# Set task:
Look through the listing for the word "Telefónico". Copy each line that has it.

# Listed records:
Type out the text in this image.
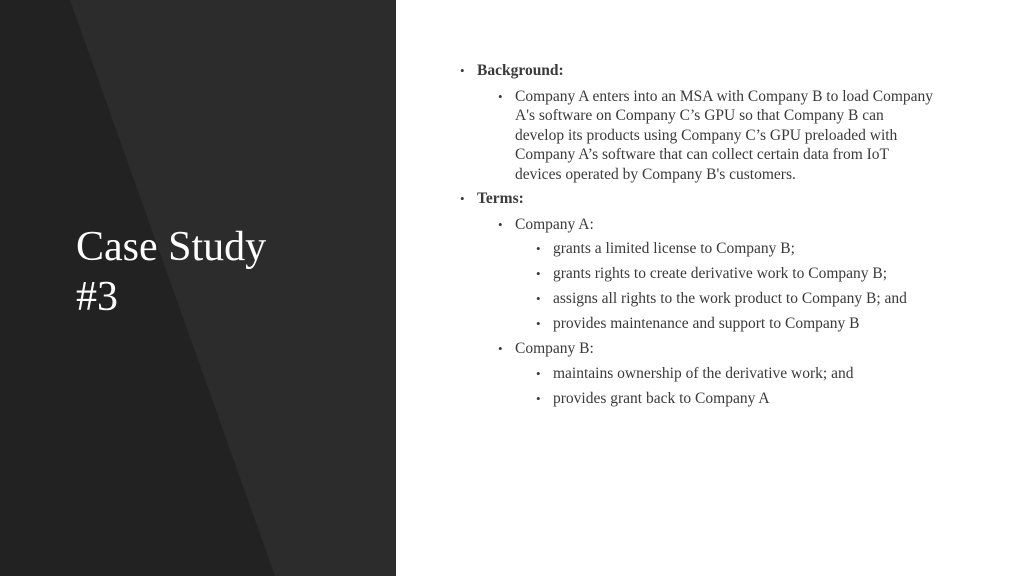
Case Study
#3
• Background:
• Company A enters into an MSA with Company B to load Company A's software on Company C’s GPU so that Company B can develop its products using Company C’s GPU preloaded with Company A’s software that can collect certain data from IoT devices operated by Company B's customers.
• Terms:
• Company A:
• grants a limited license to Company B;
• grants rights to create derivative work to Company B;
• assigns all rights to the work product to Company B; and
• provides maintenance and support to Company B
• Company B:
• maintains ownership of the derivative work; and
• provides grant back to Company A
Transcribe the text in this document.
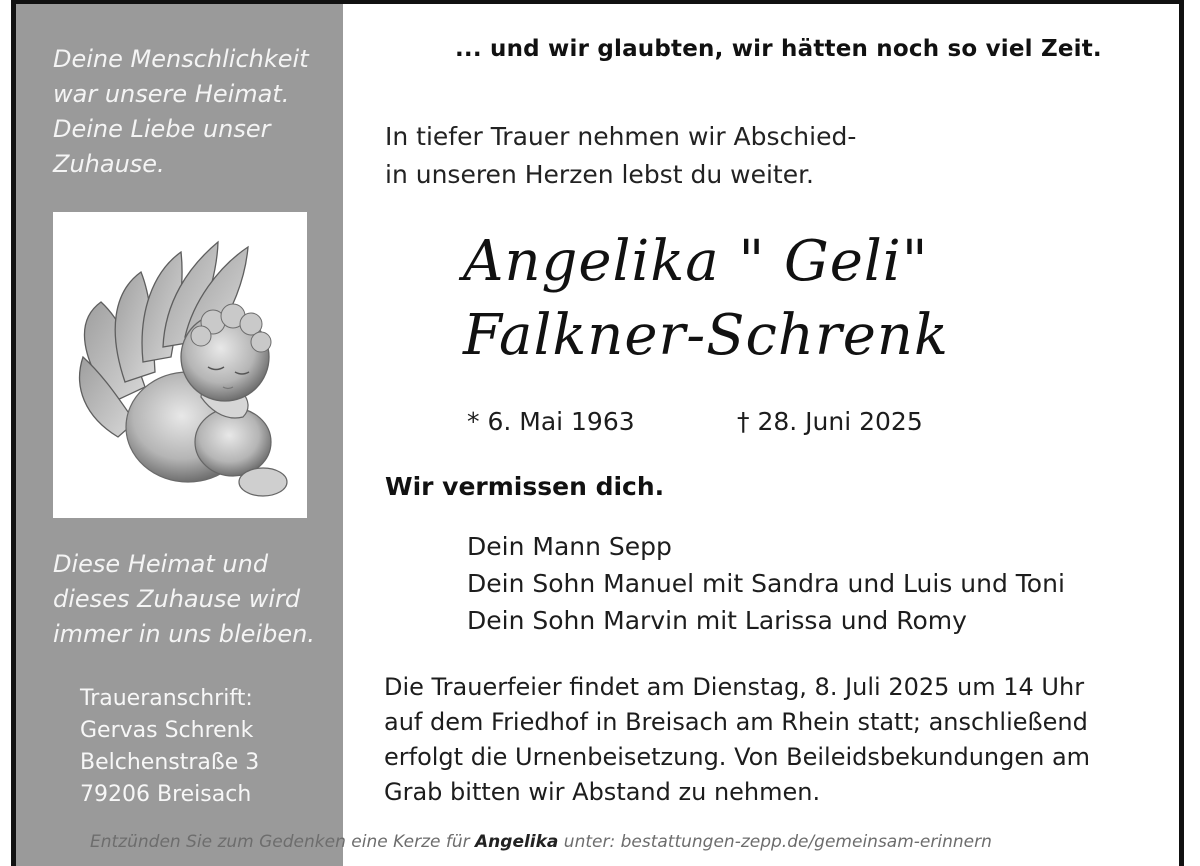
Deine Menschlichkeit
war unsere Heimat.
Deine Liebe unser
Zuhause.
Diese Heimat und
dieses Zuhause wird
immer in uns bleiben.
Traueranschrift:
Gervas Schrenk
Belchenstraße 3
79206 Breisach
... und wir glaubten, wir hätten noch so viel Zeit.
In tiefer Trauer nehmen wir Abschied-
in unseren Herzen lebst du weiter.
Angelika " Geli"
Falkner-Schrenk
* 6. Mai 1963	† 28. Juni 2025
Wir vermissen dich.
Dein Mann Sepp
Dein Sohn Manuel mit Sandra und Luis und Toni
Dein Sohn Marvin mit Larissa und Romy
Die Trauerfeier findet am Dienstag, 8. Juli 2025 um 14 Uhr
auf dem Friedhof in Breisach am Rhein statt; anschließend
erfolgt die Urnenbeisetzung. Von Beileidsbekundungen am
Grab bitten wir Abstand zu nehmen.
Entzünden Sie zum Gedenken eine Kerze für Angelika unter: bestattungen-zepp.de/gemeinsam-erinnern
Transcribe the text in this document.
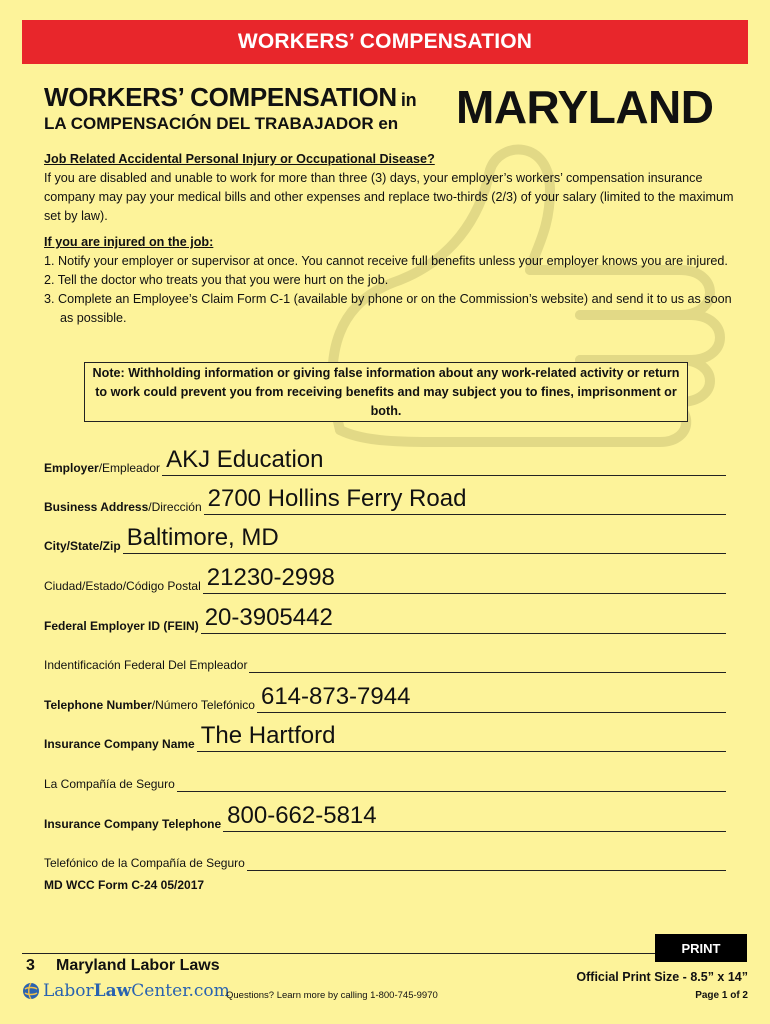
WORKERS’ COMPENSATION
WORKERS’ COMPENSATION in
LA COMPENSACIÓN DEL TRABAJADOR en MARYLAND
Job Related Accidental Personal Injury or Occupational Disease?
If you are disabled and unable to work for more than three (3) days, your employer’s workers’ compensation insurance company may pay your medical bills and other expenses and replace two-thirds (2/3) of your salary (limited to the maximum set by law).
If you are injured on the job:
1. Notify your employer or supervisor at once. You cannot receive full benefits unless your employer knows you are injured.
2. Tell the doctor who treats you that you were hurt on the job.
3. Complete an Employee’s Claim Form C-1 (available by phone or on the Commission’s website) and send it to us as soon as possible.
Note: Withholding information or giving false information about any work-related activity or return to work could prevent you from receiving benefits and may subject you to fines, imprisonment or both.
Employer/Empleador AKJ Education
Business Address/Dirección 2700 Hollins Ferry Road
City/State/Zip Baltimore, MD
Ciudad/Estado/Código Postal 21230-2998
Federal Employer ID (FEIN) 20-3905442
Indentificación Federal Del Empleador
Telephone Number/Número Telefónico 614-873-7944
Insurance Company Name The Hartford
La Compañía de Seguro
Insurance Company Telephone 800-662-5814
Telefónico de la Compañía de Seguro
MD WCC Form C-24 05/2017
PRINT
3 Maryland Labor Laws
LaborLawCenter.com
Questions? Learn more by calling 1-800-745-9970
Official Print Size - 8.5” x 14”
Page 1 of 2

# Result for this exercise:
Telephone Number/Número Telefónico 614-873-7944
Telefónico de la Compañía de Seguro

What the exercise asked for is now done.